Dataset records
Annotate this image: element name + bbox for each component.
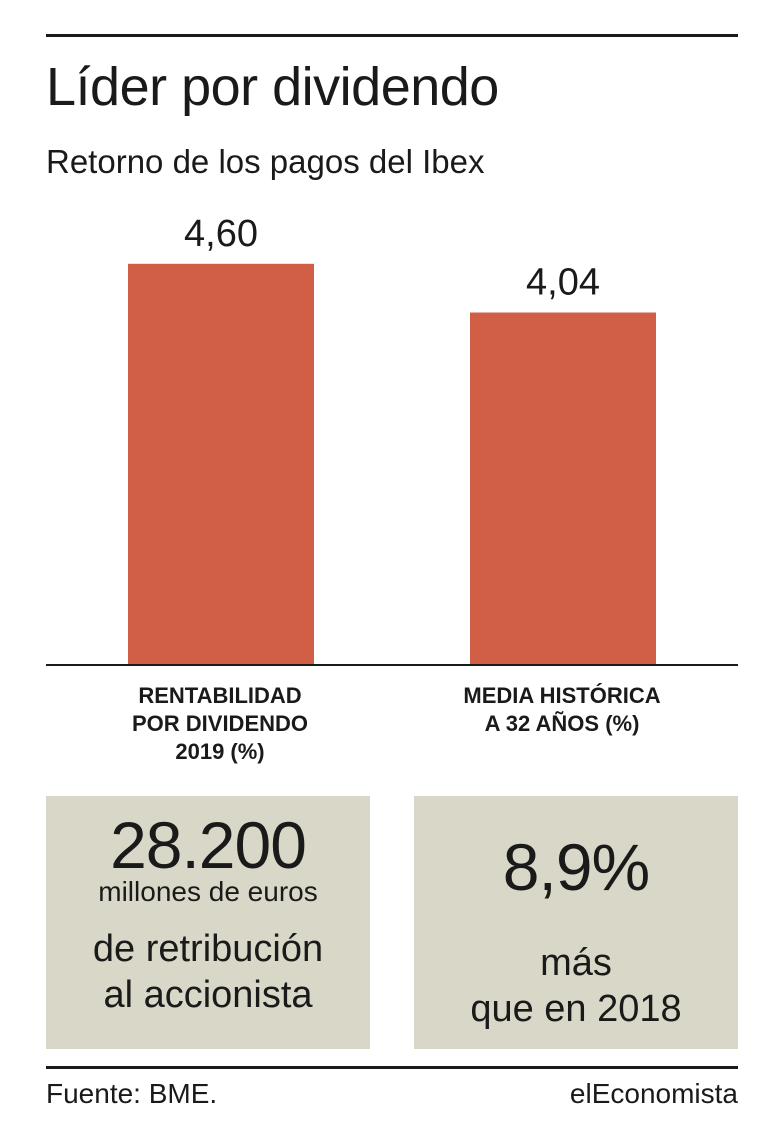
brand-logo-text: elEconomista	[569, 1078, 738, 1109]
stat-unit: millones de euros	[98, 876, 318, 907]
source-note: Fuente: BME.	[46, 1078, 218, 1109]
category-label-1-line-0: MEDIA HISTÓRICA	[463, 683, 661, 708]
category-label-1-line-1: A 32 AÑOS (%)	[484, 711, 640, 736]
chart-subtitle: Retorno de los pagos del Ibex	[46, 143, 485, 180]
category-label-1: MEDIA HISTÓRICA A 32 AÑOS (%)	[422, 682, 702, 738]
bottom-rule	[46, 1066, 738, 1069]
stat-value: 28.200	[110, 808, 307, 882]
stat-description-line-1: de retribución	[92, 928, 324, 970]
chart-title: Líder por dividendo	[46, 57, 499, 117]
stat-description-line-1: más	[540, 942, 612, 984]
stat-box-retribucion: 28.200 millones de euros de retribución …	[46, 796, 370, 1049]
stat-value: 8,9%	[502, 830, 650, 904]
category-label-0-line-0: RENTABILIDAD	[138, 683, 302, 708]
stat-description-line-2: que en 2018	[470, 988, 682, 1030]
bar-value-label-1: 4,04	[526, 262, 600, 304]
stat-description-line-2: al accionista	[103, 974, 313, 1016]
stat-box-variacion: 8,9% más que en 2018	[414, 796, 738, 1049]
top-rule	[46, 34, 738, 37]
category-label-0: RENTABILIDAD POR DIVIDENDO 2019 (%)	[80, 682, 360, 766]
category-label-0-line-2: 2019 (%)	[175, 739, 265, 764]
category-label-0-line-1: POR DIVIDENDO	[131, 711, 309, 736]
bar-0	[128, 263, 314, 664]
bar-value-label-0: 4,60	[184, 213, 258, 255]
bar-chart: 4,60 4,04	[46, 213, 738, 666]
bar-1	[470, 312, 656, 664]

WORK REQUIRED
Duplicate the lines of the records above verbatim, from the line containing "1078, 738, 1109]" up to and including the line containing "928, 324, 970]".

TASK RESULT
brand-logo-text: elEconomista	[569, 1078, 738, 1109]
stat-unit: millones de euros	[98, 876, 318, 907]
source-note: Fuente: BME.	[46, 1078, 218, 1109]
category-label-1-line-0: MEDIA HISTÓRICA	[463, 683, 661, 708]
category-label-1-line-1: A 32 AÑOS (%)	[484, 711, 640, 736]
chart-subtitle: Retorno de los pagos del Ibex	[46, 143, 485, 180]
category-label-1: MEDIA HISTÓRICA A 32 AÑOS (%)	[422, 682, 702, 738]
bottom-rule	[46, 1066, 738, 1069]
stat-value: 28.200	[110, 808, 307, 882]
stat-description-line-1: de retribución	[92, 928, 324, 970]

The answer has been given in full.